▶ [What is expected]: Collect each line of the records containing the string "from".

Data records

○ ○ ○ ○

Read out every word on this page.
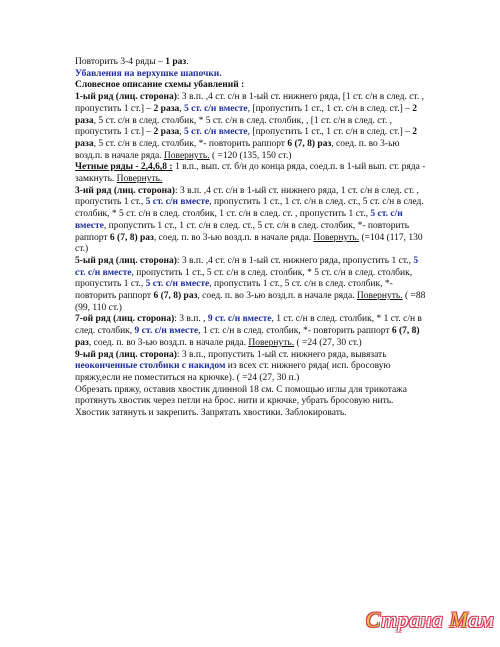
Повторить 3-4 ряды – 1 раз.

Убавления на верхушке шапочки.

Словесное описание схемы убавлений :

1-ый ряд (лиц. сторона): 3 в.п. ,4 ст. с/н в 1-ый ст. нижнего ряда, [1 ст. с/н в след. ст. , пропустить 1 ст.] – 2 раза, 5 ст. с/н вместе, [пропустить 1 ст., 1 ст. с/н в след. ст.] – 2 раза, 5 ст. с/н в след. столбик, * 5 ст. с/н в след. столбик, , [1 ст. с/н в след. ст. , пропустить 1 ст.] – 2 раза, 5 ст. с/н вместе, [пропустить 1 ст., 1 ст. с/н в след. ст.] – 2 раза, 5 ст. с/н в след. столбик, *- повторить раппорт 6 (7, 8) раз, соед. п. во 3-ью возд.п. в начале ряда. Повернуть. ( =120 (135, 150 ст.)

Четные ряды - 2,4,6,8 : 1 в.п., вып. ст. б/н до конца ряда, соед.п. в 1-ый вып. ст. ряда - замкнуть. Повернуть.

3-ий ряд (лиц. сторона): 3 в.п. ,4 ст. с/н в 1-ый ст. нижнего ряда, 1 ст. с/н в след. ст. , пропустить 1 ст., 5 ст. с/н вместе, пропустить 1 ст., 1 ст. с/н в след. ст., 5 ст. с/н в след. столбик, * 5 ст. с/н в след. столбик, 1 ст. с/н в след. ст. , пропустить 1 ст., 5 ст. с/н вместе, пропустить 1 ст., 1 ст. с/н в след. ст., 5 ст. с/н в след. столбик, *- повторить раппорт 6 (7, 8) раз, соед. п. во 3-ью возд.п. в начале ряда. Повернуть. (=104 (117, 130 ст.)

5-ый ряд (лиц. сторона): 3 в.п. ,4 ст. с/н в 1-ый ст. нижнего ряда, пропустить 1 ст., 5 ст. с/н вместе, пропустить 1 ст., 5 ст. с/н в след. столбик, * 5 ст. с/н в след. столбик, пропустить 1 ст., 5 ст. с/н вместе, пропустить 1 ст., 5 ст. с/н в след. столбик, *- повторить раппорт 6 (7, 8) раз, соед. п. во 3-ью возд.п. в начале ряда. Повернуть. ( =88 (99, 110 ст.)

7-ой ряд (лиц. сторона): 3 в.п. , 9 ст. с/н вместе, 1 ст. с/н в след. столбик, * 1 ст. с/н в след. столбик, 9 ст. с/н вместе, 1 ст. с/н в след. столбик, *- повторить раппорт 6 (7, 8) раз, соед. п. во 3-ью возд.п. в начале ряда. Повернуть. ( =24 (27, 30 ст.)

9-ый ряд (лиц. сторона): 3 в.п., пропустить 1-ый ст. нижнего ряда, вывязать неоконченные столбики с накидом из всех ст. нижнего ряда( исп. бросовую пряжу,если не поместиться на крючке). ( =24 (27, 30 п.)

Обрезать пряжу, оставив хвостик длинной 18 см. С помощью иглы для трикотажа протянуть хвостик через петли на брос. нити и крючке, убрать бросовую нить. Хвостик затянуть и закрепить. Запрятать хвостики. Заблокировать.

Страна Мам
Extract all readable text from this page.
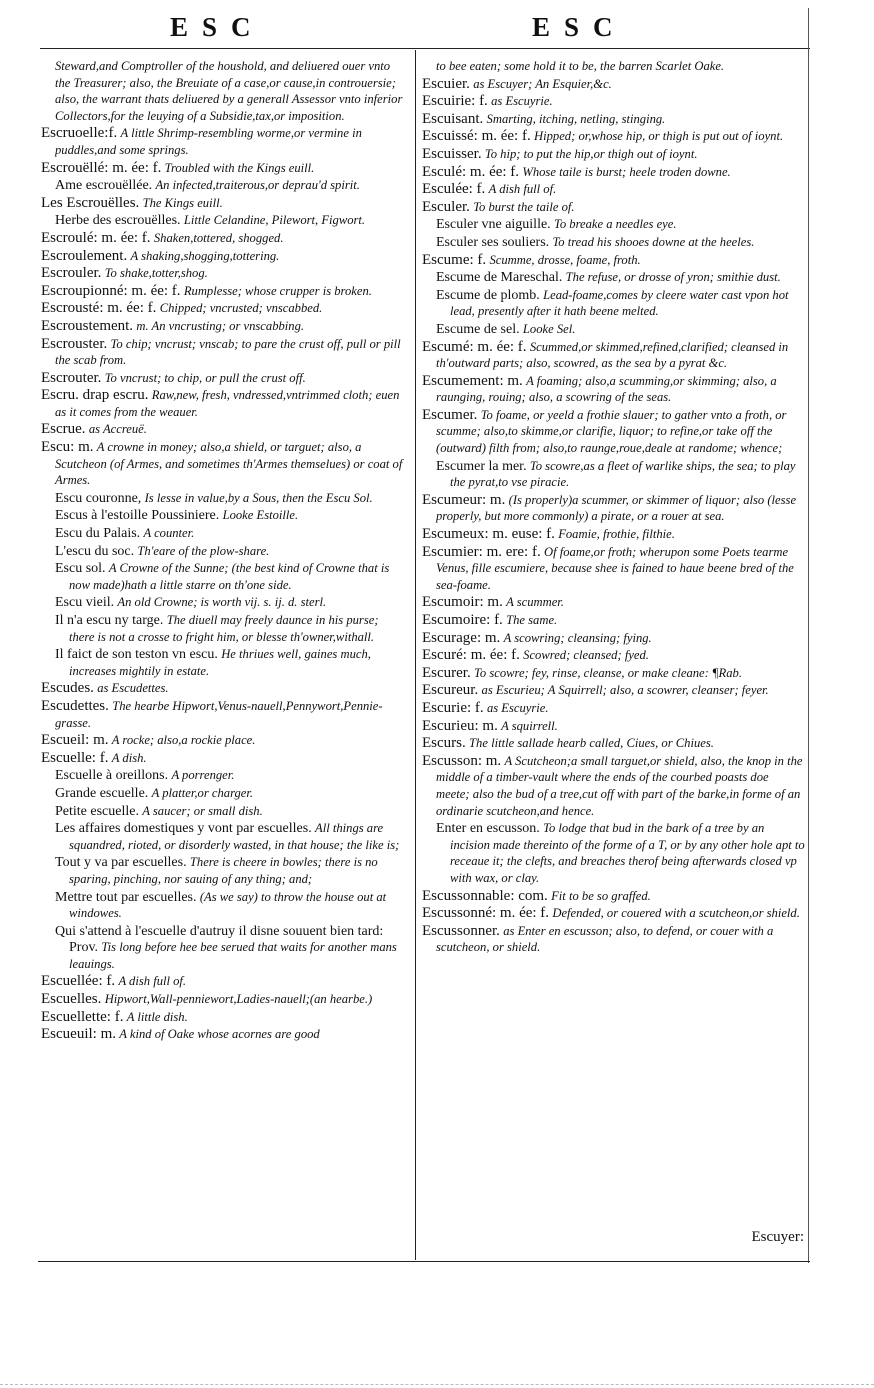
ESC	ESC
Steward,and Comptroller of the houshold, and deliuered ouer vnto the Treasurer; also, the Breuiate of a case,or cause,in controuersie; also, the warrant thats deliuered by a generall Assessor vnto inferior Collectors,for the leuying of a Subsidie,tax,or imposition.
Escruoelle:f. A little Shrimp-resembling worme,or vermine in puddles,and some springs.
Escrouëllé: m. ée: f. Troubled with the Kings euill.
Ame escrouëllée. An infected,traiterous,or deprau'd spirit.
Les Escrouëlles. The Kings euill.
Herbe des escrouëlles. Little Celandine, Pilewort, Figwort.
Escroulé: m. ée: f. Shaken,tottered, shogged.
Escroulement. A shaking,shogging,tottering.
Escrouler. To shake,totter,shog.
Escroupionné: m. ée: f. Rumplesse; whose crupper is broken.
Escrousté: m. ée: f. Chipped; vncrusted; vnscabbed.
Escroustement. m. An vncrusting; or vnscabbing.
Escrouster. To chip; vncrust; vnscab; to pare the crust off, pull or pill the scab from.
Escrouter. To vncrust; to chip, or pull the crust off.
Escru. drap escru. Raw,new, fresh, vndressed,vntrimmed cloth; euen as it comes from the weauer.
Escrue. as Accreuë.
Escu: m. A crowne in money; also,a shield, or targuet; also, a Scutcheon (of Armes, and sometimes th'Armes themselues) or coat of Armes.
Escu couronne, Is lesse in value,by a Sous, then the Escu Sol.
Escus à l'estoille Poussiniere. Looke Estoille.
Escu du Palais. A counter.
L'escu du soc. Th'eare of the plow-share.
Escu sol. A Crowne of the Sunne; (the best kind of Crowne that is now made)hath a little starre on th'one side.
Escu vieil. An old Crowne; is worth vij. s. ij. d. sterl.
Il n'a escu ny targe. The diuell may freely daunce in his purse; there is not a crosse to fright him, or blesse th'owner,withall.
Il faict de son teston vn escu. He thriues well, gaines much, increases mightily in estate.
Escudes. as Escudettes.
Escudettes. The hearbe Hipwort,Venus-nauell,Pennywort,Pennie-grasse.
Escueil: m. A rocke; also,a rockie place.
Escuelle: f. A dish.
Escuelle à oreillons. A porrenger.
Grande escuelle. A platter,or charger.
Petite escuelle. A saucer; or small dish.
Les affaires domestiques y vont par escuelles. All things are squandred, rioted, or disorderly wasted, in that house; the like is;
Tout y va par escuelles. There is cheere in bowles; there is no sparing, pinching, nor sauing of any thing; and;
Mettre tout par escuelles. (As we say) to throw the house out at windowes.
Qui s'attend à l'escuelle d'autruy il disne souuent bien tard: Prov. Tis long before hee bee serued that waits for another mans leauings.
Escuellée: f. A dish full of.
Escuelles. Hipwort,Wall-penniewort,Ladies-nauell;(an hearbe.)
Escuellette: f. A little dish.
Escueuil: m. A kind of Oake whose acornes are good
to bee eaten; some hold it to be, the barren Scarlet Oake.
Escuier. as Escuyer; An Esquier,&c.
Escuirie: f. as Escuyrie.
Escuisant. Smarting, itching, netling, stinging.
Escuissé: m. ée: f. Hipped; or,whose hip, or thigh is put out of ioynt.
Escuisser. To hip; to put the hip,or thigh out of ioynt.
Esculé: m. ée: f. Whose taile is burst; heele troden downe.
Esculée: f. A dish full of.
Esculer. To burst the taile of.
Esculer vne aiguille. To breake a needles eye.
Esculer ses souliers. To tread his shooes downe at the heeles.
Escume: f. Scumme, drosse, foame, froth.
Escume de Mareschal. The refuse, or drosse of yron; smithie dust.
Escume de plomb. Lead-foame,comes by cleere water cast vpon hot lead, presently after it hath beene melted.
Escume de sel. Looke Sel.
Escumé: m. ée: f. Scummed,or skimmed,refined,clarified; cleansed in th'outward parts; also, scowred, as the sea by a pyrat &c.
Escumement: m. A foaming; also,a scumming,or skimming; also, a raunging, rouing; also, a scowring of the seas.
Escumer. To foame, or yeeld a frothie slauer; to gather vnto a froth, or scumme; also,to skimme,or clarifie, liquor; to refine,or take off the (outward) filth from; also,to raunge,roue,deale at randome; whence;
Escumer la mer. To scowre,as a fleet of warlike ships, the sea; to play the pyrat,to vse piracie.
Escumeur: m. (Is properly)a scummer, or skimmer of liquor; also (lesse properly, but more commonly) a pirate, or a rouer at sea.
Escumeux: m. euse: f. Foamie, frothie, filthie.
Escumier: m. ere: f. Of foame,or froth; wherupon some Poets tearme Venus, fille escumiere, because shee is fained to haue beene bred of the sea-foame.
Escumoir: m. A scummer.
Escumoire: f. The same.
Escurage: m. A scowring; cleansing; fying.
Escuré: m. ée: f. Scowred; cleansed; fyed.
Escurer. To scowre; fey, rinse, cleanse, or make cleane: ¶Rab.
Escureur. as Escurieu; A Squirrell; also, a scowrer, cleanser; feyer.
Escurie: f. as Escuyrie.
Escurieu: m. A squirrell.
Escurs. The little sallade hearb called, Ciues, or Chiues.
Escusson: m. A Scutcheon;a small targuet,or shield, also, the knop in the middle of a timber-vault where the ends of the courbed poasts doe meete; also the bud of a tree,cut off with part of the barke,in forme of an ordinarie scutcheon,and hence.
Enter en escusson. To lodge that bud in the bark of a tree by an incision made thereinto of the forme of a T, or by any other hole apt to receaue it; the clefts, and breaches therof being afterwards closed vp with wax, or clay.
Escussonnable: com. Fit to be so graffed.
Escussonné: m. ée: f. Defended, or couered with a scutcheon,or shield.
Escussonner. as Enter en escusson; also, to defend, or couer with a scutcheon, or shield.
Escuyer:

○ ○ ○ ○

▶ [The reply]:
Extract all readable text from this page.
Escrouster. To chip; vncrust; vnscab; to pare the crust off, pull or pill the scab from.
Escru. drap escru. Raw,new, fresh, vndressed,vntrimmed cloth; euen as it comes from the weauer.
Escumer. To foame, or yeeld a frothie slauer; to gather vnto a froth, or scumme; also,to skimme,or clarifie, liquor; to refine,or take off the (outward) filth from; also,to raunge,roue,deale at randome; whence;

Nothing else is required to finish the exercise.